** start of PROVIDED RECORDS **

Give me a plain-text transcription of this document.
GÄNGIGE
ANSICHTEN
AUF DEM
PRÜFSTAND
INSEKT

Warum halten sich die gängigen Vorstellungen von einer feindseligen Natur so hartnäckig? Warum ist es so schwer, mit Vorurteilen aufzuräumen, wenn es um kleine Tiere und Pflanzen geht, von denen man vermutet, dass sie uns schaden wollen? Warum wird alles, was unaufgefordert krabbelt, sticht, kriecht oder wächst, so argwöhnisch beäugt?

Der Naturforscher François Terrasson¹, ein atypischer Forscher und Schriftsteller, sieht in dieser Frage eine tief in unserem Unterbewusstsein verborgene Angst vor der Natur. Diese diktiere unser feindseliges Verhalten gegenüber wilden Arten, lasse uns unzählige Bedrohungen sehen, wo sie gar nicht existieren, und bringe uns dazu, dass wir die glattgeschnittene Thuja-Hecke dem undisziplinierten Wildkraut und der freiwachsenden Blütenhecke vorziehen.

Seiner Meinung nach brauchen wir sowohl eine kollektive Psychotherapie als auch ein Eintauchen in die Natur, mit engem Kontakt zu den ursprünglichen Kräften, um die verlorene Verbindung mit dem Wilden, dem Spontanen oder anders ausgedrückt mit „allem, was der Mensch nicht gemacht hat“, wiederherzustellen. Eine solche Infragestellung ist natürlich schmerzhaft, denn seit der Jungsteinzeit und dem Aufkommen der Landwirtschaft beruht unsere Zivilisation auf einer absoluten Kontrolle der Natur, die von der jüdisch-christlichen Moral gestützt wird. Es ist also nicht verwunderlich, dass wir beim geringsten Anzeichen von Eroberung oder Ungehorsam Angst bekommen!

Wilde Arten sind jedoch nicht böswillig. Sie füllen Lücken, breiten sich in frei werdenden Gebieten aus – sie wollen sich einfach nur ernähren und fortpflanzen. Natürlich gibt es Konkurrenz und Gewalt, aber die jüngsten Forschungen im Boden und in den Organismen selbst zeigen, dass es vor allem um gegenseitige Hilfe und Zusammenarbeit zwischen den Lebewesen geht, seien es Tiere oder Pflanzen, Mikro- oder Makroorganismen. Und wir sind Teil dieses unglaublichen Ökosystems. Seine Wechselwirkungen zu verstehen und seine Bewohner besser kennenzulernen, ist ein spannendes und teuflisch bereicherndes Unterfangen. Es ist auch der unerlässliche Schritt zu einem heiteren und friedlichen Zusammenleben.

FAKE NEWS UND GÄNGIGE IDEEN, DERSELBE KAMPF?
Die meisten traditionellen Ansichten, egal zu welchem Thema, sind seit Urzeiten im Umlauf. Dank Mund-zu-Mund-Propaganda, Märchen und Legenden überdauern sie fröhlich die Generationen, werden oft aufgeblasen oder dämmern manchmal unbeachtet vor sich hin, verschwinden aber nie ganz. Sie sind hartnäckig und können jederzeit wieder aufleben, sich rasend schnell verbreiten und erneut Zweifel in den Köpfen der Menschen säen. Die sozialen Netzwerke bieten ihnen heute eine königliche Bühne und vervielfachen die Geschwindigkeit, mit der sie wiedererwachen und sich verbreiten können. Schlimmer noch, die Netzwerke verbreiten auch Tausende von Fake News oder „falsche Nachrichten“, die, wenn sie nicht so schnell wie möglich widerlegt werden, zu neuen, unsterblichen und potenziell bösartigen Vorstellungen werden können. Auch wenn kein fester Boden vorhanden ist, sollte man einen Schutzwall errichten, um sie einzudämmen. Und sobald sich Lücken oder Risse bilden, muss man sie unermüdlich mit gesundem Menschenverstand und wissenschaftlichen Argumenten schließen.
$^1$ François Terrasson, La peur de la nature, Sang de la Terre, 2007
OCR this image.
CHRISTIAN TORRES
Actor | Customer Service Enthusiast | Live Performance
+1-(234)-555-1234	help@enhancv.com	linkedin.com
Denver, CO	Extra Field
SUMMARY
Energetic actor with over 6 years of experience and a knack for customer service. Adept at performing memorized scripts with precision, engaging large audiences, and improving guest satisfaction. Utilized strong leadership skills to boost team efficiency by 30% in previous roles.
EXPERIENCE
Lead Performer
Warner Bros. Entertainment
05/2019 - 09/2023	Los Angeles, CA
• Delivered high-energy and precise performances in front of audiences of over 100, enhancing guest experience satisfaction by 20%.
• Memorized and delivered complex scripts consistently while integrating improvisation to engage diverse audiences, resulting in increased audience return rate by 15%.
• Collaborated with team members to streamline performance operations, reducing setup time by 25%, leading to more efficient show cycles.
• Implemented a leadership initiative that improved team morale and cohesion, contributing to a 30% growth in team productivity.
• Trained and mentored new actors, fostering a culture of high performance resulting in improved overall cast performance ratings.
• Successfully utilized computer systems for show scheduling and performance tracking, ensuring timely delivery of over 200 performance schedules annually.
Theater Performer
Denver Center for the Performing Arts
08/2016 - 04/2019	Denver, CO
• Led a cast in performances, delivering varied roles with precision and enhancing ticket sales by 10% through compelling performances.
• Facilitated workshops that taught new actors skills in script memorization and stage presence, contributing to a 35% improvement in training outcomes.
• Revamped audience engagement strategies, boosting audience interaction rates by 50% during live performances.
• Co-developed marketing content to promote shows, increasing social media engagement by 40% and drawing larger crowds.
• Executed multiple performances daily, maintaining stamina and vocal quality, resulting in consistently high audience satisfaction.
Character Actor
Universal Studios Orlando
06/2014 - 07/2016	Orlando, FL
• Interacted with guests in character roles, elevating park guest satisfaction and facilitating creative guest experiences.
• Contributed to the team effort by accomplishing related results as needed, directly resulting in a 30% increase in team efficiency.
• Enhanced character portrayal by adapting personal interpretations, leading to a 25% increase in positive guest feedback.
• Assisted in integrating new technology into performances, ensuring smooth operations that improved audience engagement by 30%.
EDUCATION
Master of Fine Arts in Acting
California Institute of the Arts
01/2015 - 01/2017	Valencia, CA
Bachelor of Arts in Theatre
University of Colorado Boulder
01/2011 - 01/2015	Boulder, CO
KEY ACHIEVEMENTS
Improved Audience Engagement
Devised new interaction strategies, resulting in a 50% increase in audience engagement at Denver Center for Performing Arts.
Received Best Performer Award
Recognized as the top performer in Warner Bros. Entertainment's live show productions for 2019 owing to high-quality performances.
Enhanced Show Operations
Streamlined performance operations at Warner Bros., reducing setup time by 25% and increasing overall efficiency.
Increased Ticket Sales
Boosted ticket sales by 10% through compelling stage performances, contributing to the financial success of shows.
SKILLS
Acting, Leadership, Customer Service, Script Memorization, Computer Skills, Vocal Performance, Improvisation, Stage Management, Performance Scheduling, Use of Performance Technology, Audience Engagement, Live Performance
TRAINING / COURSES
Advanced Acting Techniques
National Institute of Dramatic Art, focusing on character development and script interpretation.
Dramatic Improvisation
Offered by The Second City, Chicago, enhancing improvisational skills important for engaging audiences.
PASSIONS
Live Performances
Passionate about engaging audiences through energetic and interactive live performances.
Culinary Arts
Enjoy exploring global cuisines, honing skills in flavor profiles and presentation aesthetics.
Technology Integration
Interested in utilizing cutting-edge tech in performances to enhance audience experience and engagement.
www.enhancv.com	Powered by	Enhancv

** end of PROVIDED RECORDS **

Look through the material above. Copy each line where the word "Denver" appears.

# EXPECTED ANSWER:
Denver, CO	Extra Field
Denver Center for the Performing Arts
08/2016 - 04/2019	Denver, CO
Devised new interaction strategies, resulting in a 50% increase in audience engagement at Denver Center for Performing Arts.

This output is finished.